(Some records)

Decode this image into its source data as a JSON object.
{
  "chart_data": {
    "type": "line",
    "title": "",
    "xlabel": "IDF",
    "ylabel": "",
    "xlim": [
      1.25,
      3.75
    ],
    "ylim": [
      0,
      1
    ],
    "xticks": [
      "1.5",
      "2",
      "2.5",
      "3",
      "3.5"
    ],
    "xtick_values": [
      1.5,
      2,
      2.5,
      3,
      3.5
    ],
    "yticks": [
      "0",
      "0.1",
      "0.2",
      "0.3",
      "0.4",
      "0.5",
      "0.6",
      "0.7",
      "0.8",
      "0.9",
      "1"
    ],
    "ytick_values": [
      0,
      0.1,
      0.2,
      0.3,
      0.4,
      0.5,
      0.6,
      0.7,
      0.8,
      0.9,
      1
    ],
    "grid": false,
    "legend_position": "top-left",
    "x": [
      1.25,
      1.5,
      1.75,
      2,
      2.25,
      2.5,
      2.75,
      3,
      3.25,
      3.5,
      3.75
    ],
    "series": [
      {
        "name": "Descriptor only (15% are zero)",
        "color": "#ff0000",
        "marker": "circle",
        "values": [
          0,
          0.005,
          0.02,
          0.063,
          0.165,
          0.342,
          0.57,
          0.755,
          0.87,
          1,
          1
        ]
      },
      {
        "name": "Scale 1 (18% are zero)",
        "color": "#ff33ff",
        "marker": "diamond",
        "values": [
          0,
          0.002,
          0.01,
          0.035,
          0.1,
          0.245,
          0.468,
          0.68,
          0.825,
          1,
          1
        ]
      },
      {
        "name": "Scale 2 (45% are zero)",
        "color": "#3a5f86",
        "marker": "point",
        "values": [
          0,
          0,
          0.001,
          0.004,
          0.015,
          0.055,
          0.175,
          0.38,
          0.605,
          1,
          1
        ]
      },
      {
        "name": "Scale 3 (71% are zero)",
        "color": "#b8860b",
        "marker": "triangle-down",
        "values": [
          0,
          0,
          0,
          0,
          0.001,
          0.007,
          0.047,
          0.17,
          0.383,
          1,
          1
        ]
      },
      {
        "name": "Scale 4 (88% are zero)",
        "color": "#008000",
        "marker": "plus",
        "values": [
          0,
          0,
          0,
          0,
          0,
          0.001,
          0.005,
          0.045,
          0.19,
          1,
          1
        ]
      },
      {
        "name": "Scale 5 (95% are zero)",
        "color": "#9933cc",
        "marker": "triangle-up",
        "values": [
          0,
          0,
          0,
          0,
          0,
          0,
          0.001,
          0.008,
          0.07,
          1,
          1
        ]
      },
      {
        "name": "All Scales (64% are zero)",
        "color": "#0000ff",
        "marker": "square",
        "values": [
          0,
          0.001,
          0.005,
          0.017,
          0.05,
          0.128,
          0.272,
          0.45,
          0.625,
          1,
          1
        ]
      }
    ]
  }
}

Goal: The full set of records should be duplicated exactly.

Response to the exercise:
Decode this image into its source data as a JSON object.
{
  "chart_data": {
    "type": "line",
    "title": "",
    "xlabel": "IDF",
    "ylabel": "",
    "xlim": [
      1.25,
      3.75
    ],
    "ylim": [
      0,
      1
    ],
    "xticks": [
      "1.5",
      "2",
      "2.5",
      "3",
      "3.5"
    ],
    "xtick_values": [
      1.5,
      2,
      2.5,
      3,
      3.5
    ],
    "yticks": [
      "0",
      "0.1",
      "0.2",
      "0.3",
      "0.4",
      "0.5",
      "0.6",
      "0.7",
      "0.8",
      "0.9",
      "1"
    ],
    "ytick_values": [
      0,
      0.1,
      0.2,
      0.3,
      0.4,
      0.5,
      0.6,
      0.7,
      0.8,
      0.9,
      1
    ],
    "grid": false,
    "legend_position": "top-left",
    "x": [
      1.25,
      1.5,
      1.75,
      2,
      2.25,
      2.5,
      2.75,
      3,
      3.25,
      3.5,
      3.75
    ],
    "series": [
      {
        "name": "Descriptor only (15% are zero)",
        "color": "#ff0000",
        "marker": "circle",
        "values": [
          0,
          0.005,
          0.02,
          0.063,
          0.165,
          0.342,
          0.57,
          0.755,
          0.87,
          1,
          1
        ]
      },
      {
        "name": "Scale 1 (18% are zero)",
        "color": "#ff33ff",
        "marker": "diamond",
        "values": [
          0,
          0.002,
          0.01,
          0.035,
          0.1,
          0.245,
          0.468,
          0.68,
          0.825,
          1,
          1
        ]
      },
      {
        "name": "Scale 2 (45% are zero)",
        "color": "#3a5f86",
        "marker": "point",
        "values": [
          0,
          0,
          0.001,
          0.004,
          0.015,
          0.055,
          0.175,
          0.38,
          0.605,
          1,
          1
        ]
      },
      {
        "name": "Scale 3 (71% are zero)",
        "color": "#b8860b",
        "marker": "triangle-down",
        "values": [
          0,
          0,
          0,
          0,
          0.001,
          0.007,
          0.047,
          0.17,
          0.383,
          1,
          1
        ]
      },
      {
        "name": "Scale 4 (88% are zero)",
        "color": "#008000",
        "marker": "plus",
        "values": [
          0,
          0,
          0,
          0,
          0,
          0.001,
          0.005,
          0.045,
          0.19,
          1,
          1
        ]
      },
      {
        "name": "Scale 5 (95% are zero)",
        "color": "#9933cc",
        "marker": "triangle-up",
        "values": [
          0,
          0,
          0,
          0,
          0,
          0,
          0.001,
          0.008,
          0.07,
          1,
          1
        ]
      },
      {
        "name": "All Scales (64% are zero)",
        "color": "#0000ff",
        "marker": "square",
        "values": [
          0,
          0.001,
          0.005,
          0.017,
          0.05,
          0.128,
          0.272,
          0.45,
          0.625,
          1,
          1
        ]
      }
    ]
  }
}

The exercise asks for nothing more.